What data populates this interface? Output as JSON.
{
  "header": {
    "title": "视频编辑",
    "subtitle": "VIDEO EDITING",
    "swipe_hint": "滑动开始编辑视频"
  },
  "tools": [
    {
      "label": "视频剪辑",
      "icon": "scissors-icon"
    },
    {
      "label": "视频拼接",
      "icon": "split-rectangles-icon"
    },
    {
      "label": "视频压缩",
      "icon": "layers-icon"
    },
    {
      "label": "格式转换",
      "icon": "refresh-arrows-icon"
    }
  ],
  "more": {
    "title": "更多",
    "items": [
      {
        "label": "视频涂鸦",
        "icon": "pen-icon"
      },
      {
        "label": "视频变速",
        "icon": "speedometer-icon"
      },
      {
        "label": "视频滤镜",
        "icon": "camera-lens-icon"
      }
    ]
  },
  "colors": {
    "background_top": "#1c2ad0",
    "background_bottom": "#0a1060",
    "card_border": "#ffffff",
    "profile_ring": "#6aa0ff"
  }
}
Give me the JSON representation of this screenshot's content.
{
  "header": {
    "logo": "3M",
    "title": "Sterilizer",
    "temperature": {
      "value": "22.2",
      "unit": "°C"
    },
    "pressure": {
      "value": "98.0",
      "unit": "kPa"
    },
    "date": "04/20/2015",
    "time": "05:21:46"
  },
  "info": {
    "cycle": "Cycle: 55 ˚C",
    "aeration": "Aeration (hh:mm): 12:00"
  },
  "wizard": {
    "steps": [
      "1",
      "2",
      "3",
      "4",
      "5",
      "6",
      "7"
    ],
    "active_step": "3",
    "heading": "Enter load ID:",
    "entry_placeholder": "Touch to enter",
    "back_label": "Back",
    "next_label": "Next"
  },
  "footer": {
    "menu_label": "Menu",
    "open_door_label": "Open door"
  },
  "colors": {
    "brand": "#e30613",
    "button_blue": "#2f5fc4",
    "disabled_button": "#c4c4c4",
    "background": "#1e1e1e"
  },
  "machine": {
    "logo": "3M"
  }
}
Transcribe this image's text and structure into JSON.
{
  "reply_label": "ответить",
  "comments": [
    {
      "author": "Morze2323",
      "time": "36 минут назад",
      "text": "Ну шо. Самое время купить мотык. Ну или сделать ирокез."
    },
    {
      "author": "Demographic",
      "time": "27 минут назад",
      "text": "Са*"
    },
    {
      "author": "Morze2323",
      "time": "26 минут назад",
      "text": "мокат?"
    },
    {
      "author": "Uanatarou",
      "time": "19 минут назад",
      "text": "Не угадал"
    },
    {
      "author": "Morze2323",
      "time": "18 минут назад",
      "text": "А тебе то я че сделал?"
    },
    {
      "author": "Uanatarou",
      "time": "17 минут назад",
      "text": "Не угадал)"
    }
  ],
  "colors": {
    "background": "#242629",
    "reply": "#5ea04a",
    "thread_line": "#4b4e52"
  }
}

━━━

▶ _WHAT TO PRODUCE_:
Pull out all lines of the data with the string "icon".

▶ _OUTPUT OF THE EXERCISE_:
      "icon": "scissors-icon"
      "icon": "split-rectangles-icon"
      "icon": "layers-icon"
      "icon": "refresh-arrows-icon"
        "icon": "pen-icon"
        "icon": "speedometer-icon"
        "icon": "camera-lens-icon"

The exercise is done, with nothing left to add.